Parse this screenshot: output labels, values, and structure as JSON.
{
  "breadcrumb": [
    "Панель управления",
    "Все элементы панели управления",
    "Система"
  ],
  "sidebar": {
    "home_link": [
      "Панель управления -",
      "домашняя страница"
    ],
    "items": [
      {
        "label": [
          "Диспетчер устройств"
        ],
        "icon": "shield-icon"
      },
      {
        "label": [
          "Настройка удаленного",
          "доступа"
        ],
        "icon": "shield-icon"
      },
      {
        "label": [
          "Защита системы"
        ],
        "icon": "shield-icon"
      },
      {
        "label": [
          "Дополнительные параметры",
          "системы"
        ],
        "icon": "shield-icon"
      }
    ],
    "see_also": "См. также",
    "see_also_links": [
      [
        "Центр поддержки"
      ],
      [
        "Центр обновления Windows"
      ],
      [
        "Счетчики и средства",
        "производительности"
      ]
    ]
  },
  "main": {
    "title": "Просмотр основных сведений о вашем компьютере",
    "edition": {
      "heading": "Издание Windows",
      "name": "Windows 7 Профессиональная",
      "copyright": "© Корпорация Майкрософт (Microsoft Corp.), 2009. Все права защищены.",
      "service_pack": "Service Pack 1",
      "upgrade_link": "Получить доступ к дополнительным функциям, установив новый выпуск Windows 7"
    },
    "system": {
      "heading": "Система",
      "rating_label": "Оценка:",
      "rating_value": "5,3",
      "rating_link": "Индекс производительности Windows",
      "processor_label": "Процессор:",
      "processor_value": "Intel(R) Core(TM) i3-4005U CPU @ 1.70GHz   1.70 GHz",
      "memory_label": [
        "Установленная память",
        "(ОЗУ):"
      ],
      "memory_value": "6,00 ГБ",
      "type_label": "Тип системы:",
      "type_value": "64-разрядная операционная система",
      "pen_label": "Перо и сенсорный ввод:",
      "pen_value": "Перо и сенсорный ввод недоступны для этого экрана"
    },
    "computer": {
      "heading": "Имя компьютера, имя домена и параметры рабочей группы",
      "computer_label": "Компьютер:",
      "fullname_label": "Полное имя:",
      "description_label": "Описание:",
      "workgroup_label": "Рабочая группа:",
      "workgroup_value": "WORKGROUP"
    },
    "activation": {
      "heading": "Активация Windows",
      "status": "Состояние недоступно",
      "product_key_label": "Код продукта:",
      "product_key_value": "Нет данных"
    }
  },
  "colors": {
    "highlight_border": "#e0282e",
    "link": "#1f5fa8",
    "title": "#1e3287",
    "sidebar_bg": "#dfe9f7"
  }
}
• • • •
## [Problem description]
Determine the number of lines where the string "системы" occurs, and give that number only.

## [The completed task]
3